Pictures aside, quote the whole listing exactly.

Start of INPUT ROWS

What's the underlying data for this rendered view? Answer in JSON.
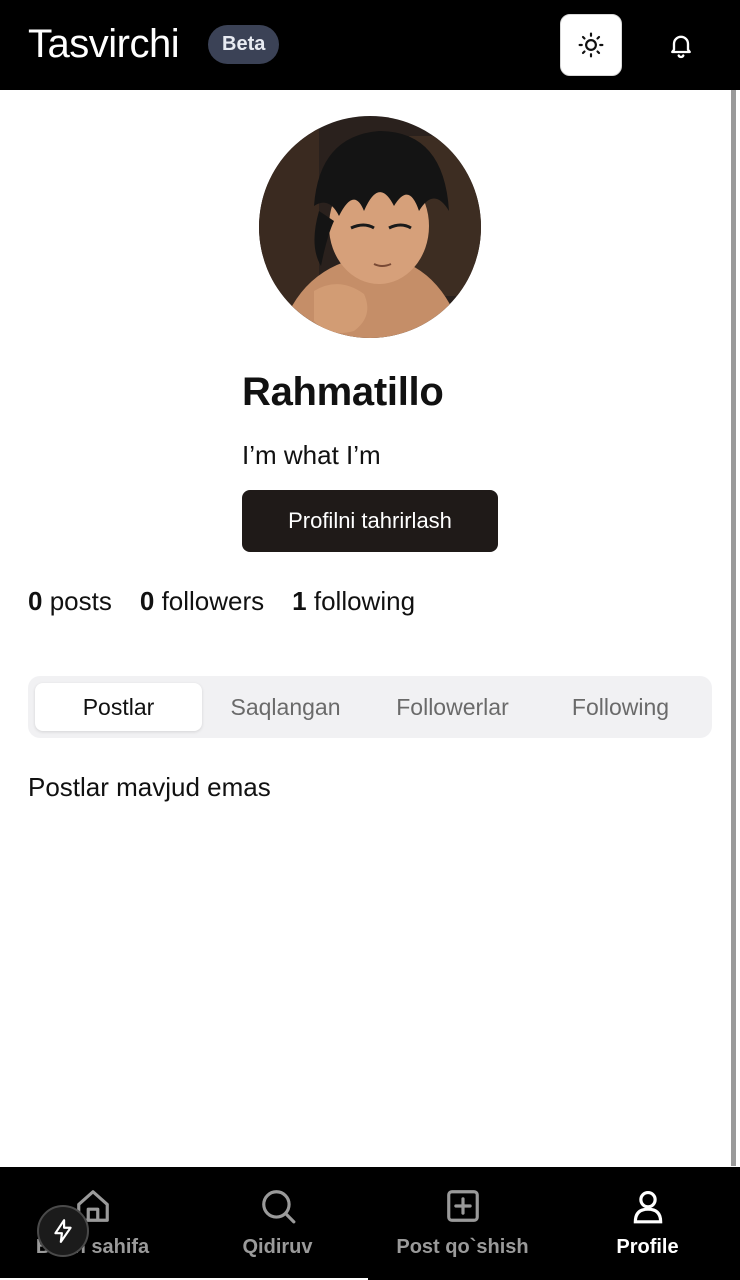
{
  "header": {
    "app_title": "Tasvirchi",
    "badge": "Beta",
    "theme_icon": "sun-icon",
    "notification_icon": "bell-icon"
  },
  "profile": {
    "username": "Rahmatillo",
    "bio": "I’m what I’m",
    "edit_button": "Profilni tahrirlash",
    "stats": [
      {
        "count": "0",
        "label": "posts"
      },
      {
        "count": "0",
        "label": "followers"
      },
      {
        "count": "1",
        "label": "following"
      }
    ]
  },
  "tabs": [
    {
      "label": "Postlar",
      "active": true
    },
    {
      "label": "Saqlangan",
      "active": false
    },
    {
      "label": "Followerlar",
      "active": false
    },
    {
      "label": "Following",
      "active": false
    }
  ],
  "content": {
    "empty_message": "Postlar mavjud emas"
  },
  "bottom_nav": [
    {
      "label": "Bosh sahifa",
      "icon": "home-icon",
      "active": false
    },
    {
      "label": "Qidiruv",
      "icon": "search-icon",
      "active": false
    },
    {
      "label": "Post qo`shish",
      "icon": "plus-square-icon",
      "active": false
    },
    {
      "label": "Profile",
      "icon": "user-icon",
      "active": true
    }
  ],
  "fab": {
    "icon": "lightning-icon"
  },
  "colors": {
    "header_bg": "#000000",
    "badge_bg": "#3b4256",
    "button_bg": "#1f1a18",
    "tabs_bg": "#f1f1f3",
    "inactive_nav": "#9a9a9a"
  }
}
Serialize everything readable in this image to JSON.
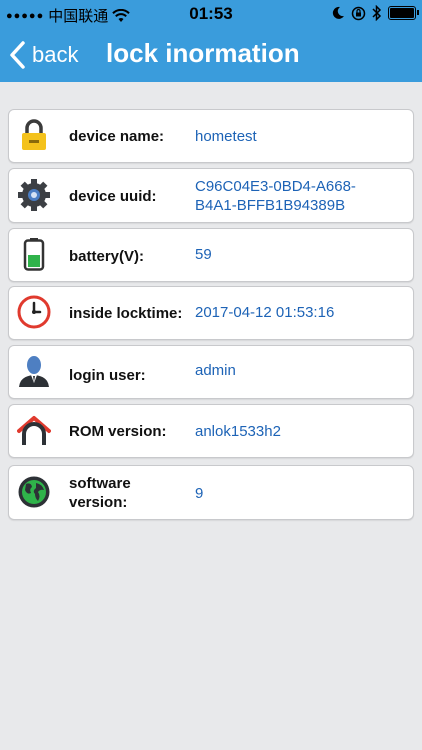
{
  "status_bar": {
    "carrier": "中国联通",
    "time": "01:53"
  },
  "nav": {
    "back_label": "back",
    "title": "lock inormation"
  },
  "rows": [
    {
      "icon": "lock-icon",
      "label": "device name:",
      "value": "hometest"
    },
    {
      "icon": "gear-icon",
      "label": "device uuid:",
      "value_line1": "C96C04E3-0BD4-A668-",
      "value_line2": "B4A1-BFFB1B94389B"
    },
    {
      "icon": "battery-icon",
      "label": "battery(V):",
      "value": "59"
    },
    {
      "icon": "clock-icon",
      "label": "inside locktime:",
      "value": "2017-04-12 01:53:16"
    },
    {
      "icon": "user-icon",
      "label": "login user:",
      "value": "admin"
    },
    {
      "icon": "home-icon",
      "label": "ROM version:",
      "value": "anlok1533h2"
    },
    {
      "icon": "globe-icon",
      "label_line1": "software",
      "label_line2": "version:",
      "value": "9"
    }
  ],
  "colors": {
    "header": "#3a9cdc",
    "value_text": "#1d63b6",
    "background": "#e8e9eb"
  }
}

End of INPUT ROWS

:: SOLUTION FOR THIS TASK ::
What's the underlying data for this rendered view? Answer in JSON.
{
  "header": {
    "app_title": "Tasvirchi",
    "badge": "Beta",
    "theme_icon": "sun-icon",
    "notification_icon": "bell-icon"
  },
  "profile": {
    "username": "Rahmatillo",
    "bio": "I’m what I’m",
    "edit_button": "Profilni tahrirlash",
    "stats": [
      {
        "count": "0",
        "label": "posts"
      },
      {
        "count": "0",
        "label": "followers"
      },
      {
        "count": "1",
        "label": "following"
      }
    ]
  },
  "tabs": [
    {
      "label": "Postlar",
      "active": true
    },
    {
      "label": "Saqlangan",
      "active": false
    },
    {
      "label": "Followerlar",
      "active": false
    },
    {
      "label": "Following",
      "active": false
    }
  ],
  "content": {
    "empty_message": "Postlar mavjud emas"
  },
  "bottom_nav": [
    {
      "label": "Bosh sahifa",
      "icon": "home-icon",
      "active": false
    },
    {
      "label": "Qidiruv",
      "icon": "search-icon",
      "active": false
    },
    {
      "label": "Post qo`shish",
      "icon": "plus-square-icon",
      "active": false
    },
    {
      "label": "Profile",
      "icon": "user-icon",
      "active": true
    }
  ],
  "fab": {
    "icon": "lightning-icon"
  },
  "colors": {
    "header_bg": "#000000",
    "badge_bg": "#3b4256",
    "button_bg": "#1f1a18",
    "tabs_bg": "#f1f1f3",
    "inactive_nav": "#9a9a9a"
  }
}
Serialize everything readable in this image to JSON.
{
  "status_bar": {
    "carrier": "中国联通",
    "time": "01:53"
  },
  "nav": {
    "back_label": "back",
    "title": "lock inormation"
  },
  "rows": [
    {
      "icon": "lock-icon",
      "label": "device name:",
      "value": "hometest"
    },
    {
      "icon": "gear-icon",
      "label": "device uuid:",
      "value_line1": "C96C04E3-0BD4-A668-",
      "value_line2": "B4A1-BFFB1B94389B"
    },
    {
      "icon": "battery-icon",
      "label": "battery(V):",
      "value": "59"
    },
    {
      "icon": "clock-icon",
      "label": "inside locktime:",
      "value": "2017-04-12 01:53:16"
    },
    {
      "icon": "user-icon",
      "label": "login user:",
      "value": "admin"
    },
    {
      "icon": "home-icon",
      "label": "ROM version:",
      "value": "anlok1533h2"
    },
    {
      "icon": "globe-icon",
      "label_line1": "software",
      "label_line2": "version:",
      "value": "9"
    }
  ],
  "colors": {
    "header": "#3a9cdc",
    "value_text": "#1d63b6",
    "background": "#e8e9eb"
  }
}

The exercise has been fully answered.